Could you recast the data as a Markdown table with columns "No." and "Text", one row per line, starting at the first line of the data and stopping after the line that contains "y-tick-label: 5 (34, 250, 40, 258)", skipping any blank lines?

++++ Provided entries

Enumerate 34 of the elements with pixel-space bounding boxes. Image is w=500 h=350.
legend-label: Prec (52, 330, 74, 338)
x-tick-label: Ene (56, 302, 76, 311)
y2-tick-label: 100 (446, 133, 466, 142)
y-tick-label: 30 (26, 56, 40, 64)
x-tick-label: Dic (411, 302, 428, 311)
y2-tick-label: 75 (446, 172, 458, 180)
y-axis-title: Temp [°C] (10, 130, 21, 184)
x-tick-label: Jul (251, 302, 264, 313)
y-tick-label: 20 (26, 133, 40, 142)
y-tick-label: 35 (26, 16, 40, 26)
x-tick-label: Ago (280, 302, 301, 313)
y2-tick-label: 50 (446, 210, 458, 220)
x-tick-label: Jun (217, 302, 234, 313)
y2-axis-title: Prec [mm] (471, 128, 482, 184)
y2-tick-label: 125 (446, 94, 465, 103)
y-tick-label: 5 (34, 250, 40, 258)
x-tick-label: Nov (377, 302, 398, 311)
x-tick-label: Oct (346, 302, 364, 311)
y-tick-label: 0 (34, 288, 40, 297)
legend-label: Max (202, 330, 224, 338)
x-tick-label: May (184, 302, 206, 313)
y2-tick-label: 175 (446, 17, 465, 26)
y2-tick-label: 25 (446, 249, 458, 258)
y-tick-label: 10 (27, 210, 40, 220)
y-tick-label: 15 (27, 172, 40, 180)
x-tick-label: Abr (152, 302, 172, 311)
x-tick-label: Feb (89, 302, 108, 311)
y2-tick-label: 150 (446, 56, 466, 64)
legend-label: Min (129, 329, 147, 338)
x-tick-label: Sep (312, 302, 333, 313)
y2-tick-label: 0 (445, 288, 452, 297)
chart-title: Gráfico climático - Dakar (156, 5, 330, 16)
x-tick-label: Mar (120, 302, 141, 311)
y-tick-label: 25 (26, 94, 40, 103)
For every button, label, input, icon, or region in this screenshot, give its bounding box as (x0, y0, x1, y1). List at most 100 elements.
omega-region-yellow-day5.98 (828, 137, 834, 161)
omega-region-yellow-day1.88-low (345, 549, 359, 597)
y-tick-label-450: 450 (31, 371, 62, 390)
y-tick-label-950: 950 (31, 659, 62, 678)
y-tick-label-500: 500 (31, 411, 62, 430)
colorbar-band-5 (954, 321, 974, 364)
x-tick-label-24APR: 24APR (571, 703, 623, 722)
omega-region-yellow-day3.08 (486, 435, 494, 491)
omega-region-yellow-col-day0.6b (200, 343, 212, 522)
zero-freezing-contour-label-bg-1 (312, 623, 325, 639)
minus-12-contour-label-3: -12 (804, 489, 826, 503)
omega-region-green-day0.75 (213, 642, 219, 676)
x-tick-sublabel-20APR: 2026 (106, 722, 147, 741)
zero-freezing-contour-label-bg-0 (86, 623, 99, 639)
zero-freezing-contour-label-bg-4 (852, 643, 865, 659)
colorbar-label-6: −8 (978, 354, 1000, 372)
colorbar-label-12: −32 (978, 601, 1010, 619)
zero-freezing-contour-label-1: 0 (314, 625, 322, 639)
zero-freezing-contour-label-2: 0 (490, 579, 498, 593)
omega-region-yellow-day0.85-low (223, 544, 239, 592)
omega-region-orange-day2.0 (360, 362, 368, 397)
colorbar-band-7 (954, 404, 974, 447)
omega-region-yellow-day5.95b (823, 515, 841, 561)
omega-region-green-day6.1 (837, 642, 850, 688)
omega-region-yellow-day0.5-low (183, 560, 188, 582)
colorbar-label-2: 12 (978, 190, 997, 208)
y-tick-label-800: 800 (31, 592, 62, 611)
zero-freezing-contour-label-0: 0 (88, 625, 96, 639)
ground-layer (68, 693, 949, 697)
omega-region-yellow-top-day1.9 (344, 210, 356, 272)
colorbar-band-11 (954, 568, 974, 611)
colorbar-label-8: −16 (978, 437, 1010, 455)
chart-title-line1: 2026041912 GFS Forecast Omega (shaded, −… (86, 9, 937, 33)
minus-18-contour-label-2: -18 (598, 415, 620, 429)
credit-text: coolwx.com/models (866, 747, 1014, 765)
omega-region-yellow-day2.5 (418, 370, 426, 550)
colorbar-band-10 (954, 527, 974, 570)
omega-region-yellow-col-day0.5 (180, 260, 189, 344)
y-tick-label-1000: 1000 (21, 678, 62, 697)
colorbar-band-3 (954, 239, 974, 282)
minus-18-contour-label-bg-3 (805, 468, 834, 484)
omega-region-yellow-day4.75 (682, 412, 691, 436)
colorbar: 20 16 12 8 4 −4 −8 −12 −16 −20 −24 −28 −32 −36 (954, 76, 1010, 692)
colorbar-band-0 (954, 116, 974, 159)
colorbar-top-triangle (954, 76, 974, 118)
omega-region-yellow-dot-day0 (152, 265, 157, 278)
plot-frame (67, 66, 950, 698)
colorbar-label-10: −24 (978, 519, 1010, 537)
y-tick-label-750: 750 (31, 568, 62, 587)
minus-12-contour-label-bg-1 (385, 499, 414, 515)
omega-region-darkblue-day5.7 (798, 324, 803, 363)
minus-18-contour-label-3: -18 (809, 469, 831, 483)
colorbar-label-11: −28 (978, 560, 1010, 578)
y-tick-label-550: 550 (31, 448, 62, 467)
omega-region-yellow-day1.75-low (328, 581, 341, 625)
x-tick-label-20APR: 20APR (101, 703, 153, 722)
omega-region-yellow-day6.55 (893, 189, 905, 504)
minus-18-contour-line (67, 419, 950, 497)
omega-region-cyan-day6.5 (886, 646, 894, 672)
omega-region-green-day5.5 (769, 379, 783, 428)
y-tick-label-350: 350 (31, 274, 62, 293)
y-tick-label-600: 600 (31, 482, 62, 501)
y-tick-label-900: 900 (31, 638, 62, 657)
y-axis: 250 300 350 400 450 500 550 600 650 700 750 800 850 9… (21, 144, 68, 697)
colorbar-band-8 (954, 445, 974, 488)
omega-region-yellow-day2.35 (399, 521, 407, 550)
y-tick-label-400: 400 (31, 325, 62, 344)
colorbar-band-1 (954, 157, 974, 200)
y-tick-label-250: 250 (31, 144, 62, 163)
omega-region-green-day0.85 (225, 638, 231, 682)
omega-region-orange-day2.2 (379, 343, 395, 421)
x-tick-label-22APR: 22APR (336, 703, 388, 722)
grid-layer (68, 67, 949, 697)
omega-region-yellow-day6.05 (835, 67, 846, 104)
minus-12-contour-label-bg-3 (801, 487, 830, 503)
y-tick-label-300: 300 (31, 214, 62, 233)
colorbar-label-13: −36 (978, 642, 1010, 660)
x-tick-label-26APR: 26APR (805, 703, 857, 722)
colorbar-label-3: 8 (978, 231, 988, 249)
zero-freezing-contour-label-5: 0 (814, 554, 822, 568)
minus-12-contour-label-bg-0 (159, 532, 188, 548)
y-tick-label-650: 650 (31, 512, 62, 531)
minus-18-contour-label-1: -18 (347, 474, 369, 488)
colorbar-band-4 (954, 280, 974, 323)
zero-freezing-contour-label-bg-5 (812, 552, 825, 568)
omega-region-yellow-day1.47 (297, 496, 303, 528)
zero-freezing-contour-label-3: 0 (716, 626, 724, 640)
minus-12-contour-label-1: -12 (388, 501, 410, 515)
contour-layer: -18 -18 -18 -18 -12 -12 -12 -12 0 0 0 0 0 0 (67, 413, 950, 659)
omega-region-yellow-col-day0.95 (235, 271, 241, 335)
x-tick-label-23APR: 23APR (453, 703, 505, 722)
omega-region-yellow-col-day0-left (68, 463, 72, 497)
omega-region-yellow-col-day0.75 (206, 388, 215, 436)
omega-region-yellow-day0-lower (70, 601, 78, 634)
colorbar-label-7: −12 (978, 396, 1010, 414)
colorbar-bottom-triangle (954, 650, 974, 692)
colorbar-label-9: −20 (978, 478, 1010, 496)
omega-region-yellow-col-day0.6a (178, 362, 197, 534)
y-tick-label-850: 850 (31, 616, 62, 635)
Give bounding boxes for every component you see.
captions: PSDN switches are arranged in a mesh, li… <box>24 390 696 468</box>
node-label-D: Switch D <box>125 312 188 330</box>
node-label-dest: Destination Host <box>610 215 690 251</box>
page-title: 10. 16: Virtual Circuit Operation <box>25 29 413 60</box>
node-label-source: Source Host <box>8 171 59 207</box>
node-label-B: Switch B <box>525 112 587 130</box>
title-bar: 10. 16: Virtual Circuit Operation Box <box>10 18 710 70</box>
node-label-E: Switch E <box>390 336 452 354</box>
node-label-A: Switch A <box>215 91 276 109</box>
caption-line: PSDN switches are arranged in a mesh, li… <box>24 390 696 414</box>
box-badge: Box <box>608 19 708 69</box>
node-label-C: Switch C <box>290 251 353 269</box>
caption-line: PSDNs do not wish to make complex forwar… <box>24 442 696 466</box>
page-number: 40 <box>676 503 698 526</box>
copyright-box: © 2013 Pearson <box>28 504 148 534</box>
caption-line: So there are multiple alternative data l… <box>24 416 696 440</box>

++++++++

▶ Answer to the task:
| No. | Text |
|---|---|
| 1 | Enumerate 34 of the elements with pixel-space bounding boxes. Image is w=500 h=350. |
| 2 | legend-label: Prec (52, 330, 74, 338) |
| 3 | x-tick-label: Ene (56, 302, 76, 311) |
| 4 | y2-tick-label: 100 (446, 133, 466, 142) |
| 5 | y-tick-label: 30 (26, 56, 40, 64) |
| 6 | x-tick-label: Dic (411, 302, 428, 311) |
| 7 | y2-tick-label: 75 (446, 172, 458, 180) |
| 8 | y-axis-title: Temp [°C] (10, 130, 21, 184) |
| 9 | x-tick-label: Jul (251, 302, 264, 313) |
| 10 | y-tick-label: 20 (26, 133, 40, 142) |
| 11 | y-tick-label: 35 (26, 16, 40, 26) |
| 12 | x-tick-label: Ago (280, 302, 301, 313) |
| 13 | y2-tick-label: 50 (446, 210, 458, 220) |
| 14 | x-tick-label: Jun (217, 302, 234, 313) |
| 15 | y2-axis-title: Prec [mm] (471, 128, 482, 184) |
| 16 | y2-tick-label: 125 (446, 94, 465, 103) |
| 17 | y-tick-label: 5 (34, 250, 40, 258) |